Transcribe all the entries word for word, skipping the pictures.

** Materials provided **
"""

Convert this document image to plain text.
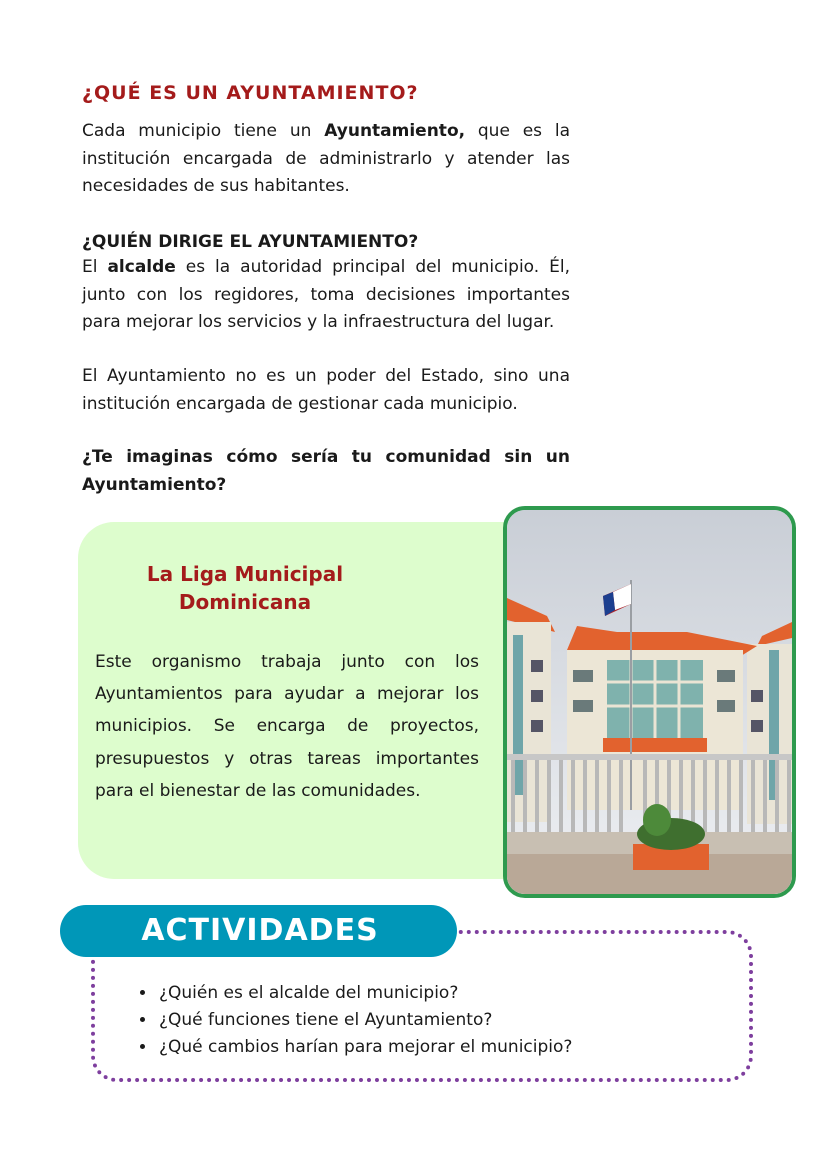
¿QUÉ ES UN AYUNTAMIENTO?

Cada municipio tiene un Ayuntamiento, que es la institución encargada de administrarlo y atender las necesidades de sus habitantes.

¿QUIÉN DIRIGE EL AYUNTAMIENTO?

El alcalde es la autoridad principal del municipio. Él, junto con los regidores, toma decisiones importantes para mejorar los servicios y la infraestructura del lugar.

El Ayuntamiento no es un poder del Estado, sino una institución encargada de gestionar cada municipio.

¿Te imaginas cómo sería tu comunidad sin un Ayuntamiento?

La Liga Municipal
Dominicana

Este organismo trabaja junto con los Ayuntamientos para ayudar a mejorar los municipios. Se encarga de proyectos, presupuestos y otras tareas importantes para el bienestar de las comunidades.

ACTIVIDADES
• ¿Quién es el alcalde del municipio?
• ¿Qué funciones tiene el Ayuntamiento?
• ¿Qué cambios harían para mejorar el municipio?
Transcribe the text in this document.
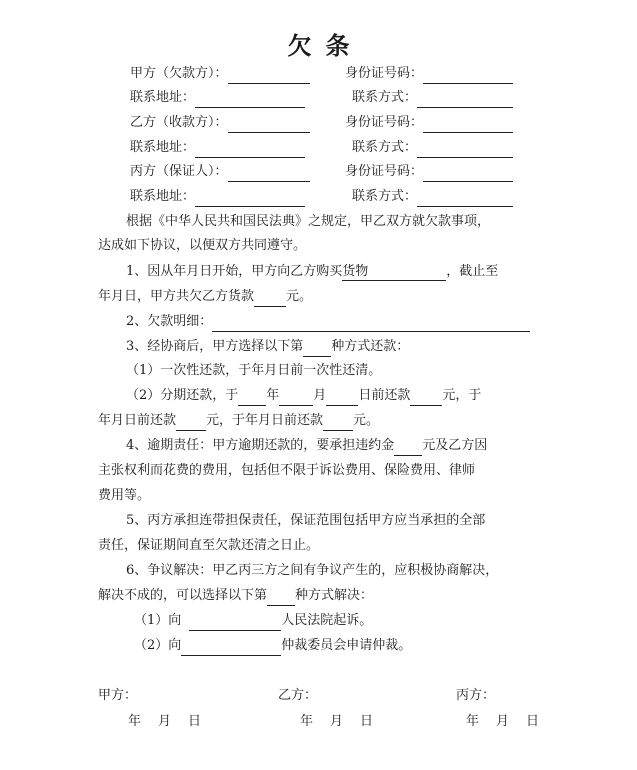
欠条
甲方（欠款方）：	身份证号码：
联系地址：	联系方式：
乙方（收款方）：	身份证号码：
联系地址：	联系方式：
丙方（保证人）：	身份证号码：
联系地址：	联系方式：
根据《中华人民共和国民法典》之规定，甲乙双方就欠款事项，
达成如下协议，以便双方共同遵守。
1、因从年月日开始，甲方向乙方购买货物	，截止至
年月日，甲方共欠乙方货款 元。
2、欠款明细：
3、经协商后，甲方选择以下第 种方式还款：
（1）一次性还款，于年月日前一次性还清。
（2）分期还款，于 年	月 日前还款 元，于
年月日前还款 元，于年月日前还款 元。
4、逾期责任：甲方逾期还款的，要承担违约金 元及乙方因
主张权利而花费的费用，包括但不限于诉讼费用、保险费用、律师
费用等。
5、丙方承担连带担保责任，保证范围包括甲方应当承担的全部
责任，保证期间直至欠款还清之日止。
6、争议解决：甲乙丙三方之间有争议产生的，应积极协商解决，
解决不成的，可以选择以下第 种方式解决：
（1）向	人民法院起诉。
（2）向	仲裁委员会申请仲裁。
甲方：	乙方：	丙方：
年　月　日	年　月　日	年　月　日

"""

** Result for this task **
Convert this document image to plain text.
¿QUÉ ES UN AYUNTAMIENTO?

Cada municipio tiene un Ayuntamiento, que es la institución encargada de administrarlo y atender las necesidades de sus habitantes.

¿QUIÉN DIRIGE EL AYUNTAMIENTO?

El alcalde es la autoridad principal del municipio. Él, junto con los regidores, toma decisiones importantes para mejorar los servicios y la infraestructura del lugar.

El Ayuntamiento no es un poder del Estado, sino una institución encargada de gestionar cada municipio.

¿Te imaginas cómo sería tu comunidad sin un Ayuntamiento?

La Liga Municipal
Dominicana

Este organismo trabaja junto con los Ayuntamientos para ayudar a mejorar los municipios. Se encarga de proyectos, presupuestos y otras tareas importantes para el bienestar de las comunidades.

ACTIVIDADES
• ¿Quién es el alcalde del municipio?
• ¿Qué funciones tiene el Ayuntamiento?
• ¿Qué cambios harían para mejorar el municipio?
Transcribe the text in this document.
欠条
甲方（欠款方）：	身份证号码：
联系地址：	联系方式：
乙方（收款方）：	身份证号码：
联系地址：	联系方式：
丙方（保证人）：	身份证号码：
联系地址：	联系方式：
根据《中华人民共和国民法典》之规定，甲乙双方就欠款事项，
达成如下协议，以便双方共同遵守。
1、因从年月日开始，甲方向乙方购买货物	，截止至
年月日，甲方共欠乙方货款 元。
2、欠款明细：
3、经协商后，甲方选择以下第 种方式还款：
（1）一次性还款，于年月日前一次性还清。
（2）分期还款，于 年	月 日前还款 元，于
年月日前还款 元，于年月日前还款 元。
4、逾期责任：甲方逾期还款的，要承担违约金 元及乙方因
主张权利而花费的费用，包括但不限于诉讼费用、保险费用、律师
费用等。
5、丙方承担连带担保责任，保证范围包括甲方应当承担的全部
责任，保证期间直至欠款还清之日止。
6、争议解决：甲乙丙三方之间有争议产生的，应积极协商解决，
解决不成的，可以选择以下第 种方式解决：
（1）向	人民法院起诉。
（2）向	仲裁委员会申请仲裁。
甲方：	乙方：	丙方：
年　月　日	年　月　日	年　月　日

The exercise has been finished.